* **Task instructions**
Repeat each line exactly, leaving nothing out.

* **Dataset records**

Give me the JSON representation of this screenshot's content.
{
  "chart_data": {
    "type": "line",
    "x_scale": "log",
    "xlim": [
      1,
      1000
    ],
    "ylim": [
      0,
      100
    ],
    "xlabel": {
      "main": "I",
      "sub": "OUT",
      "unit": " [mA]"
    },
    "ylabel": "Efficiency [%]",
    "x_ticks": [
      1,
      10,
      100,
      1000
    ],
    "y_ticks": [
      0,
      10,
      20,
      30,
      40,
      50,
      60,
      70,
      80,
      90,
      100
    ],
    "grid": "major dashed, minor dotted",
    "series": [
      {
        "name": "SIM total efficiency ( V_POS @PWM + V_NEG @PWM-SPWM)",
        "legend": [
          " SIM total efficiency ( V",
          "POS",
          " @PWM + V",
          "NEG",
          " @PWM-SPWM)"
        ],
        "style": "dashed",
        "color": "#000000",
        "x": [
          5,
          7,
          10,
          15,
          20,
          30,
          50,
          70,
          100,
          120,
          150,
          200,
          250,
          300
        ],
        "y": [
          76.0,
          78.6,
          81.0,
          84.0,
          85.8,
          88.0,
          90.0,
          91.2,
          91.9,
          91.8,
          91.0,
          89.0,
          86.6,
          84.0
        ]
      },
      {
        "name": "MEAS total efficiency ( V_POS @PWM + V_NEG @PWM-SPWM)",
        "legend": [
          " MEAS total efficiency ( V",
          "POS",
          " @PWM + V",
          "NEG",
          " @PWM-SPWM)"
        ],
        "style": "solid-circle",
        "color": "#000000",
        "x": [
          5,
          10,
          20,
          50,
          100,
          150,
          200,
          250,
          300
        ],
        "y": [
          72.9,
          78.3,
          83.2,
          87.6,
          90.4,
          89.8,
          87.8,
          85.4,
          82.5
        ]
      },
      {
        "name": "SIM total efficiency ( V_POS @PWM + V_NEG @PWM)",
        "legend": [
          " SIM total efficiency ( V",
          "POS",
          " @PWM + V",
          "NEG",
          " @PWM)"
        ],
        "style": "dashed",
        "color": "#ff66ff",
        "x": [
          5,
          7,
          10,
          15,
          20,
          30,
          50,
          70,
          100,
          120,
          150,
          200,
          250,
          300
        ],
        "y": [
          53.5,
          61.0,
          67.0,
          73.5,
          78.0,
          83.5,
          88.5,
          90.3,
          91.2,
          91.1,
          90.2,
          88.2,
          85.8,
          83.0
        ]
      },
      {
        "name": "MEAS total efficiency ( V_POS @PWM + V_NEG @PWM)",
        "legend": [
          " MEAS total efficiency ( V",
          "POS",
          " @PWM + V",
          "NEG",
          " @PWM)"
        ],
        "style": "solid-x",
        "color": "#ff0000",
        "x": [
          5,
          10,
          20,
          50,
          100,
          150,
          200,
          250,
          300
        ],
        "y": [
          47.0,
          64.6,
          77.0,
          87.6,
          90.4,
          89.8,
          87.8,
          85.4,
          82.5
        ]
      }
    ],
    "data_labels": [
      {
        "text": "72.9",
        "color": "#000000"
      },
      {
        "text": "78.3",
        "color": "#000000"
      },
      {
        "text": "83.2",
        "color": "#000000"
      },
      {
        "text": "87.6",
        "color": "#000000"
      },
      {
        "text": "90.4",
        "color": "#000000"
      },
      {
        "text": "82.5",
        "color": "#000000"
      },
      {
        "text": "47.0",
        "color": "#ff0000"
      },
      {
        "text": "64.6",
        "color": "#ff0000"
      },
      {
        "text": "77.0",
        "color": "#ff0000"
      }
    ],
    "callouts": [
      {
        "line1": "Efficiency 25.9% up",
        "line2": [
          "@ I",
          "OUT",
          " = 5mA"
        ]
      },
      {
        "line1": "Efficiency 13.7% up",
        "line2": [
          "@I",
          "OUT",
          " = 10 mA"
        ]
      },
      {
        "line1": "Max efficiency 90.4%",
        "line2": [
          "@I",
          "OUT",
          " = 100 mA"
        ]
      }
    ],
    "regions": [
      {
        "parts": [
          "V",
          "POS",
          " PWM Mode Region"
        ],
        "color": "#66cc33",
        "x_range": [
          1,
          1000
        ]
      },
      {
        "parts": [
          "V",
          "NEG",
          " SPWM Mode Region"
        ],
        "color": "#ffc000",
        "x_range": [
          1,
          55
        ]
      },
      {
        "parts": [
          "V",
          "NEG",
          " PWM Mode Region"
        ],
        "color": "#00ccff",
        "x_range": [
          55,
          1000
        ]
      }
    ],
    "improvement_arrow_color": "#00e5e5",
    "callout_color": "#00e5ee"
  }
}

* **Worked answer**
Give me the JSON representation of this screenshot's content.
{
  "chart_data": {
    "type": "line",
    "x_scale": "log",
    "xlim": [
      1,
      1000
    ],
    "ylim": [
      0,
      100
    ],
    "xlabel": {
      "main": "I",
      "sub": "OUT",
      "unit": " [mA]"
    },
    "ylabel": "Efficiency [%]",
    "x_ticks": [
      1,
      10,
      100,
      1000
    ],
    "y_ticks": [
      0,
      10,
      20,
      30,
      40,
      50,
      60,
      70,
      80,
      90,
      100
    ],
    "grid": "major dashed, minor dotted",
    "series": [
      {
        "name": "SIM total efficiency ( V_POS @PWM + V_NEG @PWM-SPWM)",
        "legend": [
          " SIM total efficiency ( V",
          "POS",
          " @PWM + V",
          "NEG",
          " @PWM-SPWM)"
        ],
        "style": "dashed",
        "color": "#000000",
        "x": [
          5,
          7,
          10,
          15,
          20,
          30,
          50,
          70,
          100,
          120,
          150,
          200,
          250,
          300
        ],
        "y": [
          76.0,
          78.6,
          81.0,
          84.0,
          85.8,
          88.0,
          90.0,
          91.2,
          91.9,
          91.8,
          91.0,
          89.0,
          86.6,
          84.0
        ]
      },
      {
        "name": "MEAS total efficiency ( V_POS @PWM + V_NEG @PWM-SPWM)",
        "legend": [
          " MEAS total efficiency ( V",
          "POS",
          " @PWM + V",
          "NEG",
          " @PWM-SPWM)"
        ],
        "style": "solid-circle",
        "color": "#000000",
        "x": [
          5,
          10,
          20,
          50,
          100,
          150,
          200,
          250,
          300
        ],
        "y": [
          72.9,
          78.3,
          83.2,
          87.6,
          90.4,
          89.8,
          87.8,
          85.4,
          82.5
        ]
      },
      {
        "name": "SIM total efficiency ( V_POS @PWM + V_NEG @PWM)",
        "legend": [
          " SIM total efficiency ( V",
          "POS",
          " @PWM + V",
          "NEG",
          " @PWM)"
        ],
        "style": "dashed",
        "color": "#ff66ff",
        "x": [
          5,
          7,
          10,
          15,
          20,
          30,
          50,
          70,
          100,
          120,
          150,
          200,
          250,
          300
        ],
        "y": [
          53.5,
          61.0,
          67.0,
          73.5,
          78.0,
          83.5,
          88.5,
          90.3,
          91.2,
          91.1,
          90.2,
          88.2,
          85.8,
          83.0
        ]
      },
      {
        "name": "MEAS total efficiency ( V_POS @PWM + V_NEG @PWM)",
        "legend": [
          " MEAS total efficiency ( V",
          "POS",
          " @PWM + V",
          "NEG",
          " @PWM)"
        ],
        "style": "solid-x",
        "color": "#ff0000",
        "x": [
          5,
          10,
          20,
          50,
          100,
          150,
          200,
          250,
          300
        ],
        "y": [
          47.0,
          64.6,
          77.0,
          87.6,
          90.4,
          89.8,
          87.8,
          85.4,
          82.5
        ]
      }
    ],
    "data_labels": [
      {
        "text": "72.9",
        "color": "#000000"
      },
      {
        "text": "78.3",
        "color": "#000000"
      },
      {
        "text": "83.2",
        "color": "#000000"
      },
      {
        "text": "87.6",
        "color": "#000000"
      },
      {
        "text": "90.4",
        "color": "#000000"
      },
      {
        "text": "82.5",
        "color": "#000000"
      },
      {
        "text": "47.0",
        "color": "#ff0000"
      },
      {
        "text": "64.6",
        "color": "#ff0000"
      },
      {
        "text": "77.0",
        "color": "#ff0000"
      }
    ],
    "callouts": [
      {
        "line1": "Efficiency 25.9% up",
        "line2": [
          "@ I",
          "OUT",
          " = 5mA"
        ]
      },
      {
        "line1": "Efficiency 13.7% up",
        "line2": [
          "@I",
          "OUT",
          " = 10 mA"
        ]
      },
      {
        "line1": "Max efficiency 90.4%",
        "line2": [
          "@I",
          "OUT",
          " = 100 mA"
        ]
      }
    ],
    "regions": [
      {
        "parts": [
          "V",
          "POS",
          " PWM Mode Region"
        ],
        "color": "#66cc33",
        "x_range": [
          1,
          1000
        ]
      },
      {
        "parts": [
          "V",
          "NEG",
          " SPWM Mode Region"
        ],
        "color": "#ffc000",
        "x_range": [
          1,
          55
        ]
      },
      {
        "parts": [
          "V",
          "NEG",
          " PWM Mode Region"
        ],
        "color": "#00ccff",
        "x_range": [
          55,
          1000
        ]
      }
    ],
    "improvement_arrow_color": "#00e5e5",
    "callout_color": "#00e5ee"
  }
}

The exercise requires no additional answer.